==== DATA TO PROCESS ====
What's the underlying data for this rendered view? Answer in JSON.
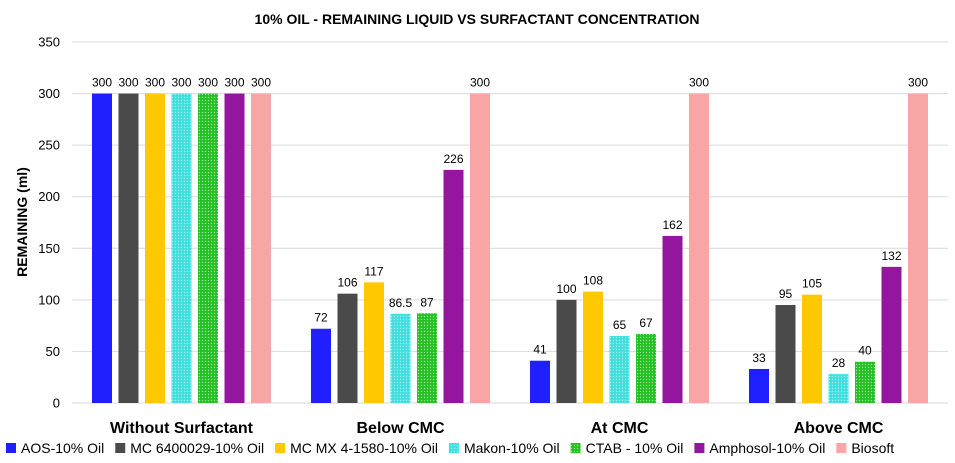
{
  "chart_data": {
    "type": "bar",
    "title": "10% OIL - REMAINING LIQUID  VS SURFACTANT CONCENTRATION",
    "xlabel": "",
    "ylabel": "REMAINING (ml)",
    "ylim": [
      0,
      350
    ],
    "yticks": [
      0,
      50,
      100,
      150,
      200,
      250,
      300,
      350
    ],
    "grid": true,
    "legend_position": "bottom",
    "categories": [
      "Without Surfactant",
      "Below CMC",
      "At CMC",
      "Above CMC"
    ],
    "series": [
      {
        "name": "AOS-10% Oil",
        "color": "#1f1fff",
        "pattern": "solid",
        "values": [
          300,
          72,
          41,
          33
        ],
        "labels": [
          "300",
          "72",
          "41",
          "33"
        ]
      },
      {
        "name": "MC 6400029-10% Oil",
        "color": "#4a4a4a",
        "pattern": "solid",
        "values": [
          300,
          106,
          100,
          95
        ],
        "labels": [
          "300",
          "106",
          "100",
          "95"
        ]
      },
      {
        "name": "MC MX 4-1580-10% Oil",
        "color": "#ffc800",
        "pattern": "solid",
        "values": [
          300,
          117,
          108,
          105
        ],
        "labels": [
          "300",
          "117",
          "108",
          "105"
        ]
      },
      {
        "name": "Makon-10% Oil",
        "color": "#3fdede",
        "pattern": "dots",
        "values": [
          300,
          86.5,
          65,
          28
        ],
        "labels": [
          "300",
          "86.5",
          "65",
          "28"
        ]
      },
      {
        "name": "CTAB - 10% Oil",
        "color": "#22c022",
        "pattern": "dots",
        "values": [
          300,
          87,
          67,
          40
        ],
        "labels": [
          "300",
          "87",
          "67",
          "40"
        ]
      },
      {
        "name": "Amphosol-10% Oil",
        "color": "#94169e",
        "pattern": "solid",
        "values": [
          300,
          226,
          162,
          132
        ],
        "labels": [
          "300",
          "226",
          "162",
          "132"
        ]
      },
      {
        "name": "Biosoft",
        "color": "#f8a5a5",
        "pattern": "solid",
        "values": [
          300,
          300,
          300,
          300
        ],
        "labels": [
          "300",
          "300",
          "300",
          "300"
        ]
      }
    ]
  }
}
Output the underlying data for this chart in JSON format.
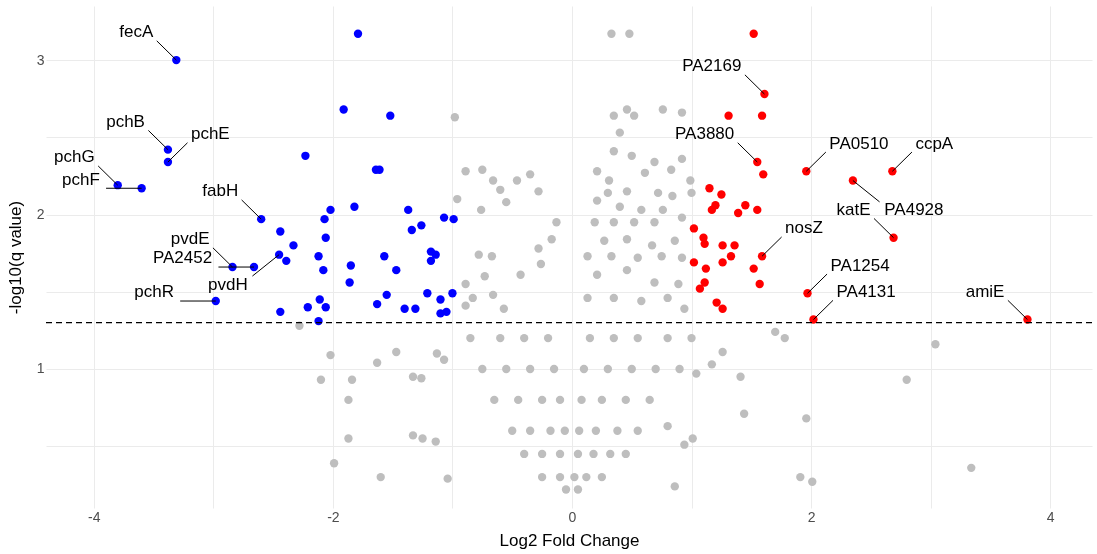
{
  "chart_data": {
    "type": "scatter",
    "xlabel": "Log2 Fold Change",
    "ylabel": "-log10(q value)",
    "xlim": [
      -4.4,
      4.35
    ],
    "ylim": [
      0.1,
      3.35
    ],
    "xticks": [
      -4,
      {
        "value": -3,
        "label": null
      },
      -2,
      {
        "value": -1,
        "label": null
      },
      0,
      {
        "value": 1,
        "label": null
      },
      2,
      {
        "value": 3,
        "label": null
      },
      4
    ],
    "yticks": [
      {
        "value": 0.5,
        "label": null
      },
      1,
      {
        "value": 1.5,
        "label": null
      },
      2,
      {
        "value": 2.5,
        "label": null
      },
      3
    ],
    "grid": true,
    "legend": false,
    "marker": "circle",
    "ref_lines": [
      {
        "axis": "y",
        "value": 1.3,
        "line_style": "dashed",
        "color": "#000000"
      }
    ],
    "series": [
      {
        "color": "#bebebe",
        "x": [
          0.33,
          0.48,
          -0.98,
          0.35,
          0.46,
          0.52,
          0.76,
          0.92,
          0.4,
          -0.89,
          -0.75,
          -0.66,
          -0.46,
          -0.35,
          -0.6,
          -0.55,
          -0.28,
          -0.96,
          -0.76,
          -0.13,
          -0.17,
          -0.28,
          -0.78,
          -0.67,
          -0.73,
          -0.89,
          -0.83,
          -0.89,
          -0.43,
          -0.26,
          -0.66,
          -0.57,
          0.35,
          0.5,
          0.69,
          0.92,
          0.21,
          0.83,
          0.61,
          0.99,
          0.31,
          0.3,
          0.46,
          0.72,
          0.84,
          1.0,
          0.21,
          0.4,
          0.58,
          0.76,
          0.19,
          0.35,
          0.52,
          0.69,
          0.92,
          0.27,
          0.46,
          0.67,
          0.86,
          0.13,
          0.33,
          0.55,
          0.75,
          0.92,
          0.21,
          0.46,
          0.69,
          0.89,
          0.13,
          0.35,
          0.58,
          0.8,
          0.94,
          -0.85,
          -0.6,
          -0.4,
          -0.2,
          0.15,
          0.35,
          0.55,
          0.8,
          1.0,
          -0.75,
          -0.55,
          -0.35,
          -0.15,
          0.1,
          0.3,
          0.5,
          0.7,
          0.9,
          -0.65,
          -0.45,
          -0.25,
          -0.1,
          0.08,
          0.25,
          0.45,
          0.65,
          -0.5,
          -0.35,
          -0.18,
          -0.06,
          0.06,
          0.2,
          0.38,
          0.55,
          -0.4,
          -0.25,
          -0.1,
          0.05,
          0.18,
          0.32,
          0.45,
          -0.25,
          -0.1,
          0.02,
          0.12,
          0.25,
          -0.05,
          0.05,
          -2.28,
          -2.02,
          -2.1,
          -1.84,
          -1.87,
          -1.63,
          -1.47,
          -1.33,
          -1.26,
          -1.13,
          -1.07,
          -1.87,
          -1.99,
          -1.6,
          -1.33,
          -1.25,
          -1.14,
          -1.04,
          1.7,
          1.78,
          1.41,
          1.44,
          1.96,
          1.91,
          2.01,
          2.8,
          3.04,
          3.34,
          1.26,
          1.17,
          1.04,
          0.86,
          1.01,
          0.94,
          0.8
        ],
        "values": [
          3.17,
          3.17,
          2.63,
          2.64,
          2.68,
          2.64,
          2.68,
          2.66,
          2.53,
          2.28,
          2.29,
          2.22,
          2.22,
          2.26,
          2.16,
          2.08,
          2.15,
          2.1,
          2.03,
          1.95,
          1.84,
          1.78,
          1.74,
          1.73,
          1.6,
          1.55,
          1.46,
          1.41,
          1.61,
          1.68,
          1.48,
          1.39,
          2.41,
          2.38,
          2.34,
          2.36,
          2.28,
          2.29,
          2.27,
          2.22,
          2.22,
          2.14,
          2.15,
          2.14,
          2.12,
          2.14,
          2.09,
          2.05,
          2.03,
          2.03,
          1.95,
          1.95,
          1.95,
          1.95,
          1.98,
          1.83,
          1.84,
          1.8,
          1.83,
          1.73,
          1.73,
          1.72,
          1.73,
          1.72,
          1.61,
          1.64,
          1.56,
          1.55,
          1.46,
          1.46,
          1.44,
          1.46,
          1.39,
          1.2,
          1.2,
          1.2,
          1.2,
          1.2,
          1.2,
          1.2,
          1.2,
          1.2,
          1.0,
          1.0,
          1.0,
          1.0,
          1.0,
          1.0,
          1.0,
          1.0,
          1.0,
          0.8,
          0.8,
          0.8,
          0.8,
          0.8,
          0.8,
          0.8,
          0.8,
          0.6,
          0.6,
          0.6,
          0.6,
          0.6,
          0.6,
          0.6,
          0.6,
          0.45,
          0.45,
          0.45,
          0.45,
          0.45,
          0.45,
          0.45,
          0.3,
          0.3,
          0.3,
          0.3,
          0.3,
          0.22,
          0.22,
          1.28,
          1.09,
          0.93,
          0.93,
          0.8,
          1.04,
          1.11,
          0.95,
          0.94,
          1.1,
          1.06,
          0.55,
          0.39,
          0.3,
          0.57,
          0.55,
          0.53,
          0.29,
          1.24,
          1.2,
          0.95,
          0.71,
          0.68,
          0.3,
          0.27,
          0.93,
          1.16,
          0.36,
          1.11,
          1.03,
          0.97,
          0.24,
          0.55,
          0.51,
          0.63
        ]
      },
      {
        "color": "#0000ff",
        "x": [
          -3.31,
          -3.38,
          -3.38,
          -3.8,
          -3.6,
          -2.6,
          -2.84,
          -2.66,
          -2.45,
          -2.98,
          -1.79,
          -1.91,
          -1.52,
          -2.23,
          -1.64,
          -1.61,
          -2.02,
          -1.82,
          -2.07,
          -2.44,
          -2.33,
          -2.06,
          -2.39,
          -2.12,
          -2.08,
          -1.85,
          -1.86,
          -2.44,
          -2.21,
          -2.11,
          -2.06,
          -2.12,
          -1.63,
          -1.55,
          -1.37,
          -1.34,
          -1.26,
          -1.07,
          -0.99,
          -1.57,
          -1.18,
          -1.14,
          -1.18,
          -1.47,
          -1.21,
          -1.1,
          -1.0,
          -1.4,
          -1.31,
          -1.1,
          -1.05
        ],
        "values": [
          3.0,
          2.42,
          2.34,
          2.19,
          2.17,
          1.97,
          1.66,
          1.66,
          1.74,
          1.44,
          3.17,
          2.68,
          2.64,
          2.38,
          2.29,
          2.29,
          2.03,
          2.05,
          1.97,
          1.89,
          1.8,
          1.85,
          1.7,
          1.73,
          1.64,
          1.67,
          1.56,
          1.37,
          1.4,
          1.45,
          1.4,
          1.31,
          1.42,
          1.48,
          2.03,
          1.9,
          1.93,
          1.98,
          1.97,
          1.73,
          1.76,
          1.74,
          1.7,
          1.64,
          1.49,
          1.45,
          1.49,
          1.39,
          1.39,
          1.36,
          1.37
        ]
      },
      {
        "color": "#ff0000",
        "x": [
          1.61,
          1.55,
          1.96,
          2.35,
          2.68,
          2.69,
          1.59,
          1.97,
          2.02,
          3.81,
          1.52,
          1.31,
          1.59,
          1.6,
          1.15,
          1.25,
          1.2,
          1.17,
          1.45,
          1.39,
          1.55,
          1.02,
          1.1,
          1.11,
          1.26,
          1.36,
          1.33,
          1.26,
          1.02,
          1.12,
          1.52,
          1.11,
          1.07,
          1.57,
          1.21,
          1.26
        ],
        "values": [
          2.78,
          2.34,
          2.28,
          2.22,
          2.28,
          1.85,
          1.73,
          1.49,
          1.32,
          1.32,
          3.17,
          2.64,
          2.64,
          2.26,
          2.17,
          2.13,
          2.06,
          2.03,
          2.06,
          2.01,
          2.03,
          1.91,
          1.85,
          1.81,
          1.8,
          1.8,
          1.73,
          1.69,
          1.69,
          1.65,
          1.65,
          1.56,
          1.52,
          1.55,
          1.43,
          1.39
        ]
      }
    ],
    "annotations": [
      {
        "text": "fecA",
        "x": -3.31,
        "y": 3.0
      },
      {
        "text": "pchB",
        "x": -3.38,
        "y": 2.42
      },
      {
        "text": "pchE",
        "x": -3.38,
        "y": 2.34
      },
      {
        "text": "pchG",
        "x": -3.8,
        "y": 2.19
      },
      {
        "text": "pchF",
        "x": -3.6,
        "y": 2.17
      },
      {
        "text": "fabH",
        "x": -2.6,
        "y": 1.97
      },
      {
        "text": "pvdE",
        "x": -2.84,
        "y": 1.66
      },
      {
        "text": "PA2452",
        "x": -2.66,
        "y": 1.66
      },
      {
        "text": "pvdH",
        "x": -2.45,
        "y": 1.74
      },
      {
        "text": "pchR",
        "x": -2.98,
        "y": 1.44
      },
      {
        "text": "PA2169",
        "x": 1.61,
        "y": 2.78
      },
      {
        "text": "PA3880",
        "x": 1.55,
        "y": 2.34
      },
      {
        "text": "PA0510",
        "x": 1.96,
        "y": 2.28
      },
      {
        "text": "PA4928",
        "x": 2.35,
        "y": 2.22
      },
      {
        "text": "ccpA",
        "x": 2.68,
        "y": 2.28
      },
      {
        "text": "katE",
        "x": 2.69,
        "y": 1.85
      },
      {
        "text": "nosZ",
        "x": 1.59,
        "y": 1.73
      },
      {
        "text": "PA1254",
        "x": 1.97,
        "y": 1.49
      },
      {
        "text": "PA4131",
        "x": 2.02,
        "y": 1.32
      },
      {
        "text": "amiE",
        "x": 3.81,
        "y": 1.32
      }
    ]
  }
}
====
**INSTRUCTION**
Copy each line of the listing in which the word "color" can be found.

**RESPONSE**
        "color": "#1f1fff",
        "color": "#4a4a4a",
        "color": "#ffc800",
        "color": "#3fdede",
        "color": "#22c022",
        "color": "#94169e",
        "color": "#f8a5a5",
        "color": "#000000"
        "color": "#bebebe",
        "color": "#0000ff",
        "color": "#ff0000",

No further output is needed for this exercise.